■ Stated task
Copy every line of the data that contains the string "КГШП".

■ Supplied data
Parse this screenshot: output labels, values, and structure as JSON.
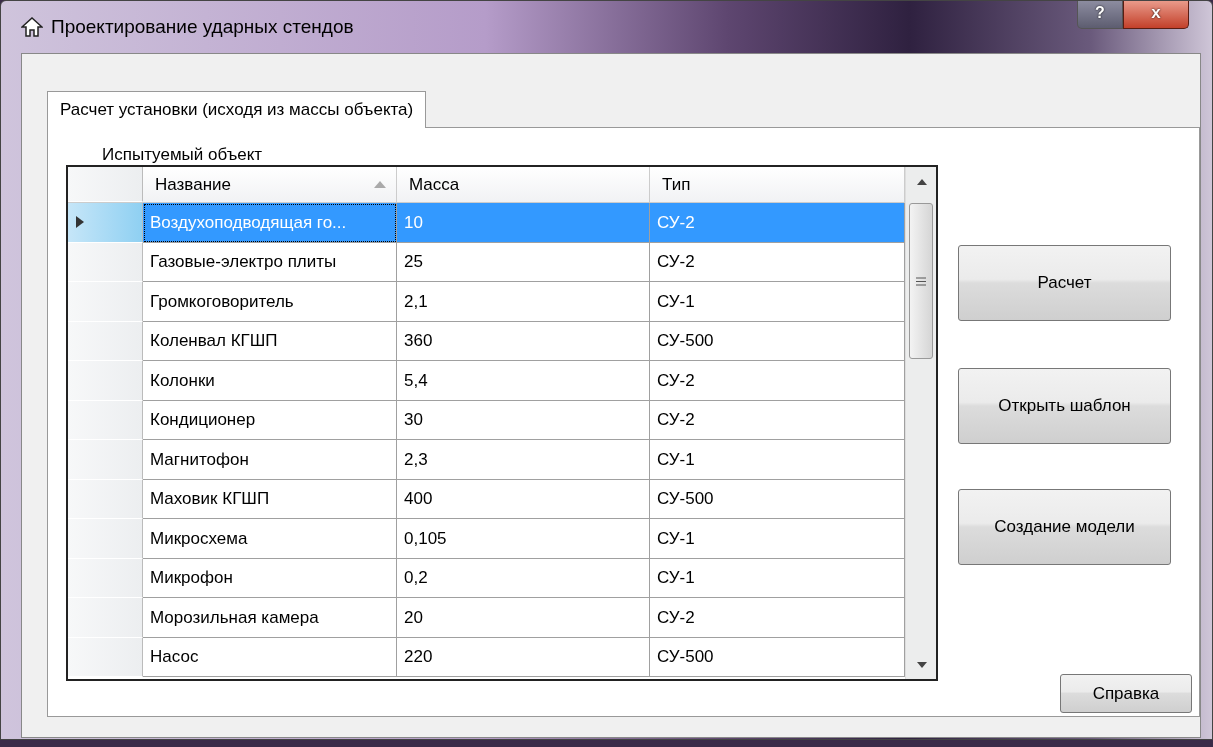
{
  "window": {
    "title": "Проектирование ударных стендов",
    "help_button": "?",
    "close_button": "x"
  },
  "tabs": [
    {
      "label": "Расчет установки (исходя из массы объекта)",
      "selected": true
    }
  ],
  "group_label": "Испытуемый объект",
  "table": {
    "columns": [
      {
        "label": "Название",
        "sorted": true
      },
      {
        "label": "Масса",
        "sorted": false
      },
      {
        "label": "Тип",
        "sorted": false
      }
    ],
    "rows": [
      {
        "name": "Воздухоподводящая го...",
        "mass": "10",
        "type": "СУ-2",
        "selected": true
      },
      {
        "name": "Газовые-электро плиты",
        "mass": "25",
        "type": "СУ-2",
        "selected": false
      },
      {
        "name": "Громкоговоритель",
        "mass": "2,1",
        "type": "СУ-1",
        "selected": false
      },
      {
        "name": "Коленвал КГШП",
        "mass": "360",
        "type": "СУ-500",
        "selected": false
      },
      {
        "name": "Колонки",
        "mass": "5,4",
        "type": "СУ-2",
        "selected": false
      },
      {
        "name": "Кондиционер",
        "mass": "30",
        "type": "СУ-2",
        "selected": false
      },
      {
        "name": "Магнитофон",
        "mass": "2,3",
        "type": "СУ-1",
        "selected": false
      },
      {
        "name": "Маховик КГШП",
        "mass": "400",
        "type": "СУ-500",
        "selected": false
      },
      {
        "name": "Микросхема",
        "mass": "0,105",
        "type": "СУ-1",
        "selected": false
      },
      {
        "name": "Микрофон",
        "mass": "0,2",
        "type": "СУ-1",
        "selected": false
      },
      {
        "name": "Морозильная камера",
        "mass": "20",
        "type": "СУ-2",
        "selected": false
      },
      {
        "name": "Насос",
        "mass": "220",
        "type": "СУ-500",
        "selected": false
      }
    ]
  },
  "buttons": [
    "Расчет",
    "Открыть шаблон",
    "Создание модели"
  ],
  "help_button": "Справка"
}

■ Final answer
        "name": "Коленвал КГШП",
        "name": "Маховик КГШП",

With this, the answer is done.